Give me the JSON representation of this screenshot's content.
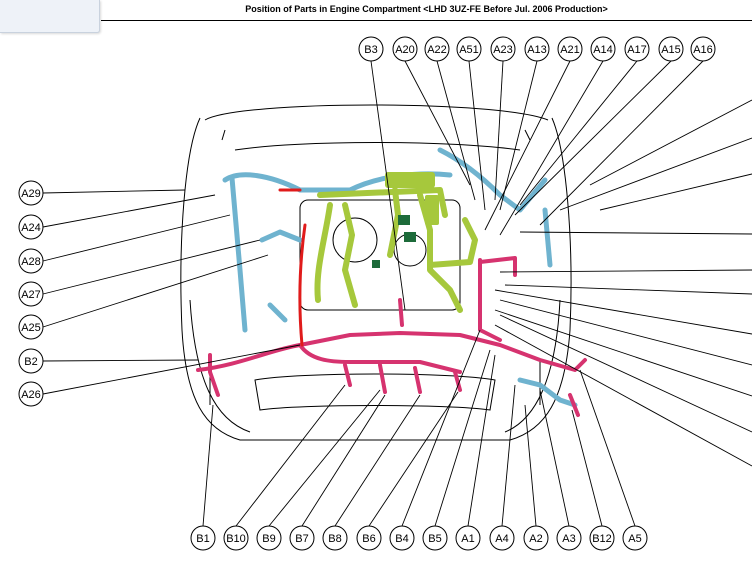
{
  "title": "Position of Parts in Engine Compartment <LHD 3UZ-FE Before Jul. 2006 Production>",
  "labels": {
    "top": [
      "B3",
      "A20",
      "A22",
      "A51",
      "A23",
      "A13",
      "A21",
      "A14",
      "A17",
      "A15",
      "A16"
    ],
    "left": [
      "A29",
      "A24",
      "A28",
      "A27",
      "A25",
      "B2",
      "A26"
    ],
    "bottom": [
      "B1",
      "B10",
      "B9",
      "B7",
      "B8",
      "B6",
      "B4",
      "B5",
      "A1",
      "A4",
      "A2",
      "A3",
      "B12",
      "A5"
    ]
  },
  "colors": {
    "harness_green": "#a6c83c",
    "harness_blue": "#6fb3cf",
    "harness_pink": "#d6336f",
    "harness_red": "#e01b1b"
  }
}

- - - - -

■ Exercise
All of the material above is to be copied exactly, except for its images.

■ Output below
Give me the JSON representation of this screenshot's content.
{
  "title": "Position of Parts in Engine Compartment <LHD 3UZ-FE Before Jul. 2006 Production>",
  "labels": {
    "top": [
      "B3",
      "A20",
      "A22",
      "A51",
      "A23",
      "A13",
      "A21",
      "A14",
      "A17",
      "A15",
      "A16"
    ],
    "left": [
      "A29",
      "A24",
      "A28",
      "A27",
      "A25",
      "B2",
      "A26"
    ],
    "bottom": [
      "B1",
      "B10",
      "B9",
      "B7",
      "B8",
      "B6",
      "B4",
      "B5",
      "A1",
      "A4",
      "A2",
      "A3",
      "B12",
      "A5"
    ]
  },
  "colors": {
    "harness_green": "#a6c83c",
    "harness_blue": "#6fb3cf",
    "harness_pink": "#d6336f",
    "harness_red": "#e01b1b"
  }
}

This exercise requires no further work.